───── Information provided ─────
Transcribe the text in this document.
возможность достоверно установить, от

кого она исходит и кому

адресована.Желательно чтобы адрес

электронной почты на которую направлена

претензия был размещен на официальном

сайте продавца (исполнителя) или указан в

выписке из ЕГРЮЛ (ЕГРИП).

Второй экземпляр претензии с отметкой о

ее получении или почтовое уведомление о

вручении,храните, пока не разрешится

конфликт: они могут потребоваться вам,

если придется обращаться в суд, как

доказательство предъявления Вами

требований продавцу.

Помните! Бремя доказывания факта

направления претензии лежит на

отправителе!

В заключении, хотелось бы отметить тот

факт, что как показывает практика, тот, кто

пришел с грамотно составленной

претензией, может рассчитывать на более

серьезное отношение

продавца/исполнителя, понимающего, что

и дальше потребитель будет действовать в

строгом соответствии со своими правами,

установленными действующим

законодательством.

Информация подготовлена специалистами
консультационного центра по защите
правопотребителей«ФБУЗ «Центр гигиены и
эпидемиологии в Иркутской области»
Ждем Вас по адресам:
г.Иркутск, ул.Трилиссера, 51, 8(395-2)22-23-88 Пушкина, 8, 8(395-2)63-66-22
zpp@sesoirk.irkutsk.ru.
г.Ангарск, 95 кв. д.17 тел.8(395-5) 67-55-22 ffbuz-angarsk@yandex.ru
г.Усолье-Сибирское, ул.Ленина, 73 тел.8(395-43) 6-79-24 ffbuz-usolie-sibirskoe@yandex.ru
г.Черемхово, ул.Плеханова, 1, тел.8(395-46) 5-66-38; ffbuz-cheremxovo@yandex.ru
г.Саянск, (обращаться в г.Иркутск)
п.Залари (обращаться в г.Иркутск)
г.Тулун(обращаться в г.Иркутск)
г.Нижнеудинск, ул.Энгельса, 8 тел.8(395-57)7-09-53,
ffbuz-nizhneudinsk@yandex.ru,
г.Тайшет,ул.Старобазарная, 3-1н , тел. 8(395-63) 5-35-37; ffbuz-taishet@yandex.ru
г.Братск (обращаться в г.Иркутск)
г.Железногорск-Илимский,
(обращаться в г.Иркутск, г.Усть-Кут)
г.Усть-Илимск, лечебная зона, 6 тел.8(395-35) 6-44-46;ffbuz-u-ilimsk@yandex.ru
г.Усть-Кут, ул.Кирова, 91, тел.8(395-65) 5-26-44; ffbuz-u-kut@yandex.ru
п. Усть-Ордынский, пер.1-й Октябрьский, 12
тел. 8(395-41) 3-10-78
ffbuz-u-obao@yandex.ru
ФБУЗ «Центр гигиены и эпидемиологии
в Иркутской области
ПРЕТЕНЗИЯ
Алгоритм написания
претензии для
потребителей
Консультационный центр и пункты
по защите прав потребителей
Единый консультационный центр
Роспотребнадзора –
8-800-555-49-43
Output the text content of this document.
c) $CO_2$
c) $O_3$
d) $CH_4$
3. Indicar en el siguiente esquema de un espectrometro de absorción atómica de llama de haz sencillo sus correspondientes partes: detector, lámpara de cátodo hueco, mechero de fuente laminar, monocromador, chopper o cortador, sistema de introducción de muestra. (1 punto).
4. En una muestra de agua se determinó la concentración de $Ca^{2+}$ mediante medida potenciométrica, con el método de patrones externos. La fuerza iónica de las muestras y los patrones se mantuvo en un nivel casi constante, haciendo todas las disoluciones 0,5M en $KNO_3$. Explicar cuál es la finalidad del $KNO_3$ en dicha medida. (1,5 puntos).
─────
### Do this
Would you restate each of the entries word for word?

### Result
Transcribe the text in this document.
возможность достоверно установить, от

кого она исходит и кому

адресована.Желательно чтобы адрес

электронной почты на которую направлена

претензия был размещен на официальном

сайте продавца (исполнителя) или указан в

выписке из ЕГРЮЛ (ЕГРИП).

Второй экземпляр претензии с отметкой о

ее получении или почтовое уведомление о

вручении,храните, пока не разрешится

конфликт: они могут потребоваться вам,

если придется обращаться в суд, как

доказательство предъявления Вами

требований продавцу.

Помните! Бремя доказывания факта

направления претензии лежит на

отправителе!

В заключении, хотелось бы отметить тот

факт, что как показывает практика, тот, кто

пришел с грамотно составленной

претензией, может рассчитывать на более

серьезное отношение

продавца/исполнителя, понимающего, что

и дальше потребитель будет действовать в

строгом соответствии со своими правами,

установленными действующим

законодательством.

Информация подготовлена специалистами
консультационного центра по защите
правопотребителей«ФБУЗ «Центр гигиены и
эпидемиологии в Иркутской области»
Ждем Вас по адресам:
г.Иркутск, ул.Трилиссера, 51, 8(395-2)22-23-88 Пушкина, 8, 8(395-2)63-66-22
zpp@sesoirk.irkutsk.ru.
г.Ангарск, 95 кв. д.17 тел.8(395-5) 67-55-22 ffbuz-angarsk@yandex.ru
г.Усолье-Сибирское, ул.Ленина, 73 тел.8(395-43) 6-79-24 ffbuz-usolie-sibirskoe@yandex.ru
г.Черемхово, ул.Плеханова, 1, тел.8(395-46) 5-66-38; ffbuz-cheremxovo@yandex.ru
г.Саянск, (обращаться в г.Иркутск)
п.Залари (обращаться в г.Иркутск)
г.Тулун(обращаться в г.Иркутск)
г.Нижнеудинск, ул.Энгельса, 8 тел.8(395-57)7-09-53,
ffbuz-nizhneudinsk@yandex.ru,
г.Тайшет,ул.Старобазарная, 3-1н , тел. 8(395-63) 5-35-37; ffbuz-taishet@yandex.ru
г.Братск (обращаться в г.Иркутск)
г.Железногорск-Илимский,
(обращаться в г.Иркутск, г.Усть-Кут)
г.Усть-Илимск, лечебная зона, 6 тел.8(395-35) 6-44-46;ffbuz-u-ilimsk@yandex.ru
г.Усть-Кут, ул.Кирова, 91, тел.8(395-65) 5-26-44; ffbuz-u-kut@yandex.ru
п. Усть-Ордынский, пер.1-й Октябрьский, 12
тел. 8(395-41) 3-10-78
ffbuz-u-obao@yandex.ru
ФБУЗ «Центр гигиены и эпидемиологии
в Иркутской области
ПРЕТЕНЗИЯ
Алгоритм написания
претензии для
потребителей
Консультационный центр и пункты
по защите прав потребителей
Единый консультационный центр
Роспотребнадзора –
8-800-555-49-43
Output the text content of this document.
c) $CO_2$
c) $O_3$
d) $CH_4$
3. Indicar en el siguiente esquema de un espectrometro de absorción atómica de llama de haz sencillo sus correspondientes partes: detector, lámpara de cátodo hueco, mechero de fuente laminar, monocromador, chopper o cortador, sistema de introducción de muestra. (1 punto).
4. En una muestra de agua se determinó la concentración de $Ca^{2+}$ mediante medida potenciométrica, con el método de patrones externos. La fuerza iónica de las muestras y los patrones se mantuvo en un nivel casi constante, haciendo todas las disoluciones 0,5M en $KNO_3$. Explicar cuál es la finalidad del $KNO_3$ en dicha medida. (1,5 puntos).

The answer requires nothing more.